Copy each line with the word "color" in it.

» Supplied material:
= = = =

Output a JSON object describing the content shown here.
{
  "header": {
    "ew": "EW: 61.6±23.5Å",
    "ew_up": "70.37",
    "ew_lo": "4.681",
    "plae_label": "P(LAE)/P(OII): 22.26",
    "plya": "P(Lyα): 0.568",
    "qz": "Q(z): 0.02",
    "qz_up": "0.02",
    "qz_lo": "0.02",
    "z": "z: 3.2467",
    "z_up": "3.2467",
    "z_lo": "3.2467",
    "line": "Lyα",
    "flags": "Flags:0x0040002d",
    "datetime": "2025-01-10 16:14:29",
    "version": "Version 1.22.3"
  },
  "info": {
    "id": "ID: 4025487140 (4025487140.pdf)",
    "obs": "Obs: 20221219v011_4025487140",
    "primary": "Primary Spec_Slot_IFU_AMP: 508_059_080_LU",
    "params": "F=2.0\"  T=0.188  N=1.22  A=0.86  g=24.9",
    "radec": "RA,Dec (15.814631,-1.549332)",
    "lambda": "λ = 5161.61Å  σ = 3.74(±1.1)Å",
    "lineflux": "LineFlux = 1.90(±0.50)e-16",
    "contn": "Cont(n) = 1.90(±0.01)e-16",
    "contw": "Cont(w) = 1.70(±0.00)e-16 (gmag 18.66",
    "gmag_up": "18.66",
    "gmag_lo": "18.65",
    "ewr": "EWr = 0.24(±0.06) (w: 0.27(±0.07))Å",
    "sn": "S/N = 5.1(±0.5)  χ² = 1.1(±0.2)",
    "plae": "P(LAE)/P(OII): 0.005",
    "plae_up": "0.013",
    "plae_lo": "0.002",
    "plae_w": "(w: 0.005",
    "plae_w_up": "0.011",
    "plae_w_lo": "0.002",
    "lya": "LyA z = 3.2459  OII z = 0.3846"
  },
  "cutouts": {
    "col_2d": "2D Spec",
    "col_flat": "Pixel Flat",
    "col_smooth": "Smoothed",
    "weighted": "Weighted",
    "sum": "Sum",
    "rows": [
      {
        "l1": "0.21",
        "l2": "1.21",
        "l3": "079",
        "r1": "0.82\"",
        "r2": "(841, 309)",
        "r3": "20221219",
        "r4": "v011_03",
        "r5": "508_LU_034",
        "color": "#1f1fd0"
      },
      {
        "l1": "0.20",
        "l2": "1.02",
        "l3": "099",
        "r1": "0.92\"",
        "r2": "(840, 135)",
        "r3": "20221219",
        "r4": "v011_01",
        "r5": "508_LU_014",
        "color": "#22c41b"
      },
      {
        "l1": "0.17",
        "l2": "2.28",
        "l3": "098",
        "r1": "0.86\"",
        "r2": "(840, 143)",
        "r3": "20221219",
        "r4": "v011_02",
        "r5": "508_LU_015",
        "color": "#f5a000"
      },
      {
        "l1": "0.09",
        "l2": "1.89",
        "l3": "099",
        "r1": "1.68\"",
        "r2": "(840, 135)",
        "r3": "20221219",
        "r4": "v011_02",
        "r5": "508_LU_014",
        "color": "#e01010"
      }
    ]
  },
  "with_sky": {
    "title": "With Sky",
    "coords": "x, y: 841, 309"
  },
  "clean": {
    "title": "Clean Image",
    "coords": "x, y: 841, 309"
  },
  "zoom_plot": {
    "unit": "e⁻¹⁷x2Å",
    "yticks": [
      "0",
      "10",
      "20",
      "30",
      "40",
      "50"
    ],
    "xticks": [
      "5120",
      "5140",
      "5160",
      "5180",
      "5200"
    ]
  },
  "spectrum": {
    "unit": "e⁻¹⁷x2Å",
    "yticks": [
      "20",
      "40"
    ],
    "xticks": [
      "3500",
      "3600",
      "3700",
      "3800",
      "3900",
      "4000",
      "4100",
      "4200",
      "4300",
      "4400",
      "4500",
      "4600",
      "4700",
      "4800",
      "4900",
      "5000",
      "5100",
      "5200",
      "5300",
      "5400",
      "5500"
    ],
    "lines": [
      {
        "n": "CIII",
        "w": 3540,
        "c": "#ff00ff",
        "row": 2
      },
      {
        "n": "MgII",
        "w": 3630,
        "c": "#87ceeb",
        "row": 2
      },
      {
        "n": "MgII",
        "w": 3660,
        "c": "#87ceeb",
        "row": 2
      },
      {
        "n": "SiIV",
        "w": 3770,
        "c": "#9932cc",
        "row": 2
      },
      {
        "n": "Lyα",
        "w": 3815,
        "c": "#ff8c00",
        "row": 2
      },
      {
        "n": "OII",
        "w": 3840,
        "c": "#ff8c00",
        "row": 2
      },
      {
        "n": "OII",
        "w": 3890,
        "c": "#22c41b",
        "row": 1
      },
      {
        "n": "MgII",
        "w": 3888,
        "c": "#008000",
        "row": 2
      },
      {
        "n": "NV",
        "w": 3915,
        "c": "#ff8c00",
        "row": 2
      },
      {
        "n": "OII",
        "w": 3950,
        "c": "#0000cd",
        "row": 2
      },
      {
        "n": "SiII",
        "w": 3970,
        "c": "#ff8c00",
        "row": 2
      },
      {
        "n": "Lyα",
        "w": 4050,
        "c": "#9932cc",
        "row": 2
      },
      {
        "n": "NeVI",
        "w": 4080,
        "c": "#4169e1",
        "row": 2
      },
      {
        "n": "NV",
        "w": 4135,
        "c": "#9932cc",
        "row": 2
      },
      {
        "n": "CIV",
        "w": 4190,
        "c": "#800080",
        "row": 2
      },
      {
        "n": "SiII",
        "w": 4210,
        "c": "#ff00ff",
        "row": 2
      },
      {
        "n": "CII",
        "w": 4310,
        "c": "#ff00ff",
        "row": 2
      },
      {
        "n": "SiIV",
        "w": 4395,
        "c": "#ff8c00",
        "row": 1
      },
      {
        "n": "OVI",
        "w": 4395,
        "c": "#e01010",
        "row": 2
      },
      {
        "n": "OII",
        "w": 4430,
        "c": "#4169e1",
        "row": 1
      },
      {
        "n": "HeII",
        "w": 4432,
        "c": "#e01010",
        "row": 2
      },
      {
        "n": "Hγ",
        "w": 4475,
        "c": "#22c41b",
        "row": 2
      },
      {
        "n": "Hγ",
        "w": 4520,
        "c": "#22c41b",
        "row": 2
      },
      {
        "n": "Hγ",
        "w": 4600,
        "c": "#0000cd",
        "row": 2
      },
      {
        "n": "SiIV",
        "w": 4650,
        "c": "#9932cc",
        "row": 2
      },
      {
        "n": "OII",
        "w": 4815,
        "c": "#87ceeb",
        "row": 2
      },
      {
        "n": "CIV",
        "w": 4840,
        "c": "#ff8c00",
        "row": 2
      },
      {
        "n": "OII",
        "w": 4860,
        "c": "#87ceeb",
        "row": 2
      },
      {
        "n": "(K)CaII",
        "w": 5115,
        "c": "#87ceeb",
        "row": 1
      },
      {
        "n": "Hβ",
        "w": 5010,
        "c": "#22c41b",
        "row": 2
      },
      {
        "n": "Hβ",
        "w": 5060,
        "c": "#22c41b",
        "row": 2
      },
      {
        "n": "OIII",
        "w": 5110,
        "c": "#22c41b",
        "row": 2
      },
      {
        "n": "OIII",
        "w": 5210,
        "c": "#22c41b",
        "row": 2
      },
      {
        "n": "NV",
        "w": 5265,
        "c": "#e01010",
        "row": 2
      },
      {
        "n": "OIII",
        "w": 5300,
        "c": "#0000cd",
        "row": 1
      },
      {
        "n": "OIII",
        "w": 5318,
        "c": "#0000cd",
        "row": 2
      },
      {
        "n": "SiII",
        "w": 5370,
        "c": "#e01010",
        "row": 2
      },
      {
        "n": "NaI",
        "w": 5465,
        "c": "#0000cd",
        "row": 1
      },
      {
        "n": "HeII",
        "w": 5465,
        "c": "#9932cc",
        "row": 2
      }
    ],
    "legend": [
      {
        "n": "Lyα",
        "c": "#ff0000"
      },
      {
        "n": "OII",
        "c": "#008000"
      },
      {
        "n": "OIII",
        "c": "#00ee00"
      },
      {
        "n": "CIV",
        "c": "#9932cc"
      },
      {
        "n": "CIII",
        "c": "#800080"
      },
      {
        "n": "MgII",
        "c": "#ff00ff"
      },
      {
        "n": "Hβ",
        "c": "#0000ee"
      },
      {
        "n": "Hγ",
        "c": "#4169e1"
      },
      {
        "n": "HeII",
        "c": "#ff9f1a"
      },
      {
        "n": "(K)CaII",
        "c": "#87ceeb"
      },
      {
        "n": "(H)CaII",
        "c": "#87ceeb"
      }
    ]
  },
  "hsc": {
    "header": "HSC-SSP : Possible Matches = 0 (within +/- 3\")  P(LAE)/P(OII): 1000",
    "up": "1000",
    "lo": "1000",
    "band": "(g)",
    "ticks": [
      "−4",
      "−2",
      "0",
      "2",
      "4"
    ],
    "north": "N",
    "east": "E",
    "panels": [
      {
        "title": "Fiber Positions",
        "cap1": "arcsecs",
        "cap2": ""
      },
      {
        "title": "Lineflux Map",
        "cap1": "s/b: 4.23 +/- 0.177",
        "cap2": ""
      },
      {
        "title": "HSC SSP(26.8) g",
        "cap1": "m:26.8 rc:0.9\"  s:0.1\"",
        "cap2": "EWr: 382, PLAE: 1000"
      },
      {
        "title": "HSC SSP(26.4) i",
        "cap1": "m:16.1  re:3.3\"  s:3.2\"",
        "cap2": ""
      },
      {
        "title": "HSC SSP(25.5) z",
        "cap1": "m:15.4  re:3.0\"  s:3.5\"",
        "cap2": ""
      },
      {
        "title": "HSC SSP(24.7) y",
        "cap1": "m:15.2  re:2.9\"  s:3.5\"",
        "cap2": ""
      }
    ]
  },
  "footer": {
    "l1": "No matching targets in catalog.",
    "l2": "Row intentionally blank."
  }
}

= = = =

» Written response:
        "color": "#1f1fd0"
        "color": "#22c41b"
        "color": "#f5a000"
        "color": "#e01010"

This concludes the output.